*Your goal*.
Every line holding the string "icon" should be gathered.
----
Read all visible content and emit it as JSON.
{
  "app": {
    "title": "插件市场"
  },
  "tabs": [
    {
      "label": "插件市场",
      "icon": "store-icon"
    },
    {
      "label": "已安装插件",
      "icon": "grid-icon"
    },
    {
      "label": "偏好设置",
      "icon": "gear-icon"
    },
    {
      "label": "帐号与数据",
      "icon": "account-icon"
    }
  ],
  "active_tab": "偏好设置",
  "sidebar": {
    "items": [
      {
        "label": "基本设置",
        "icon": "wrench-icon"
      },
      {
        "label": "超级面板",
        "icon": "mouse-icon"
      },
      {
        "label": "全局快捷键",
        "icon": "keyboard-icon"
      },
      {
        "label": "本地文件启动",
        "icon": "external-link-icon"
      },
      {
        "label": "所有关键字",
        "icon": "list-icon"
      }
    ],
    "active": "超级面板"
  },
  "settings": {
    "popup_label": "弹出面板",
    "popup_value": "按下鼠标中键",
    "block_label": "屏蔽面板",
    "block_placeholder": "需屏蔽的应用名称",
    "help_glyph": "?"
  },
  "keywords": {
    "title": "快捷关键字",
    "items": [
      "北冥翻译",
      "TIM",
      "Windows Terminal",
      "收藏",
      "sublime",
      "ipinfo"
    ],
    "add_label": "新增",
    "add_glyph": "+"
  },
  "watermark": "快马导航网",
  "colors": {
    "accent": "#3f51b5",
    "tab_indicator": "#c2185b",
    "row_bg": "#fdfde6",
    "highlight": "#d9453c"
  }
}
----
*Problem solution*.
      "icon": "store-icon"
      "icon": "grid-icon"
      "icon": "gear-icon"
      "icon": "account-icon"
        "icon": "wrench-icon"
        "icon": "mouse-icon"
        "icon": "keyboard-icon"
        "icon": "external-link-icon"
        "icon": "list-icon"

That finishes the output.